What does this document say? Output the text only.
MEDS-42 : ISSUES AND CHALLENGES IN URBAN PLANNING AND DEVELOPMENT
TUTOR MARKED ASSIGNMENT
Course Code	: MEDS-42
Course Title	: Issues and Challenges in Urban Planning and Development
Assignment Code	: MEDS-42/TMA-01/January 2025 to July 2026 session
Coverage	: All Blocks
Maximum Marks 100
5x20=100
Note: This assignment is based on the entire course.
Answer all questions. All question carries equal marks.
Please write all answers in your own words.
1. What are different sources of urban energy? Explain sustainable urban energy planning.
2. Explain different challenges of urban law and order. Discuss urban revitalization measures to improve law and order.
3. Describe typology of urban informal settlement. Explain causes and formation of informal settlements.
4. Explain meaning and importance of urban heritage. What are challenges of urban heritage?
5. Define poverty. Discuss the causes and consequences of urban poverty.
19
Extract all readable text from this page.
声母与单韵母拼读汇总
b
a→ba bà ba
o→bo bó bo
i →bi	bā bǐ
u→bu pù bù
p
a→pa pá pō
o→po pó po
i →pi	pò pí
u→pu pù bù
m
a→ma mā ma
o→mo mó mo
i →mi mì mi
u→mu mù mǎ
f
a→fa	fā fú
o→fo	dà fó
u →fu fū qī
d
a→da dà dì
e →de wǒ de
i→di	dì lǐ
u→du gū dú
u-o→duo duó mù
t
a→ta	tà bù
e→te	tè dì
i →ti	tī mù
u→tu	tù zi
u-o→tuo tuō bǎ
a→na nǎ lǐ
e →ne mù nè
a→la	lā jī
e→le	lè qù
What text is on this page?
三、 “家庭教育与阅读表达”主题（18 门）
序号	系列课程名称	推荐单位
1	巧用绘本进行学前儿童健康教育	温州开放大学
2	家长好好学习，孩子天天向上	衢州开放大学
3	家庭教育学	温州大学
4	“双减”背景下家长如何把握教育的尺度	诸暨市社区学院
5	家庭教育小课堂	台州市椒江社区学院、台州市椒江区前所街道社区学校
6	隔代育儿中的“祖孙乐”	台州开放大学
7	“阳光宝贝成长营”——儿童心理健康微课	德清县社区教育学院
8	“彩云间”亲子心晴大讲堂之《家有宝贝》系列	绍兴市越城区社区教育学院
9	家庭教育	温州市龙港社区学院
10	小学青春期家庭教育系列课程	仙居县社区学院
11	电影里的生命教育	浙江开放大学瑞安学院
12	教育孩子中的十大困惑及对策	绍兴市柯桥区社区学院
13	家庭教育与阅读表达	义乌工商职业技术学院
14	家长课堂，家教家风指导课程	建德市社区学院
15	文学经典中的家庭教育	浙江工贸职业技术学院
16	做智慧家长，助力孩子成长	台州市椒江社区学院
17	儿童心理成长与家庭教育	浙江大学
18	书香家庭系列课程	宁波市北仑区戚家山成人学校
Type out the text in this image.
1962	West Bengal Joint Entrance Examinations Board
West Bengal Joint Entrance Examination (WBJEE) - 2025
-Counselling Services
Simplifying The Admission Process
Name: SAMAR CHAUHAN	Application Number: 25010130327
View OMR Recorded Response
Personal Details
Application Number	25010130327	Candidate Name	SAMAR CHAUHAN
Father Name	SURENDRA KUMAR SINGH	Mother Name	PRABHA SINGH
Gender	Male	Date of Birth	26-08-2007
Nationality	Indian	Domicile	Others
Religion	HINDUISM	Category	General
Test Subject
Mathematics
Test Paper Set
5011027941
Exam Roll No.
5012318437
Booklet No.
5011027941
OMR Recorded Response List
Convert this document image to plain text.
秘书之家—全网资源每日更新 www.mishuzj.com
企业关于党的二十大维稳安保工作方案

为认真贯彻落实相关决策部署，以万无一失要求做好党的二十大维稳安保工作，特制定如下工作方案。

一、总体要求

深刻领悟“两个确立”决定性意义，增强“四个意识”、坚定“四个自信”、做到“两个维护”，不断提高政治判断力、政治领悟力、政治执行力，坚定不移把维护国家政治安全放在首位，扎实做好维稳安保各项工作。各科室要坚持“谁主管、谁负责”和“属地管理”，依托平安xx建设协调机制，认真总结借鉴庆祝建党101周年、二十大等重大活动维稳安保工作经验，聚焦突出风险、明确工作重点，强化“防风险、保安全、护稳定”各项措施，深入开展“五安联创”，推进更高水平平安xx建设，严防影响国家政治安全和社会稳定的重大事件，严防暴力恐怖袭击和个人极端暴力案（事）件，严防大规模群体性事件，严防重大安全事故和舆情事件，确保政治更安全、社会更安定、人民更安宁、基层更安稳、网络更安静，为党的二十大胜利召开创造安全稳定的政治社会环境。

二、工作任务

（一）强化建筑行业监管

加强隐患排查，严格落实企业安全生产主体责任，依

☆ ☆ ☆ ☆ ☆

**Exercise description:**
Only the number is wanted: how many lines in the data include the word "Name"?

**Answer in full:**
3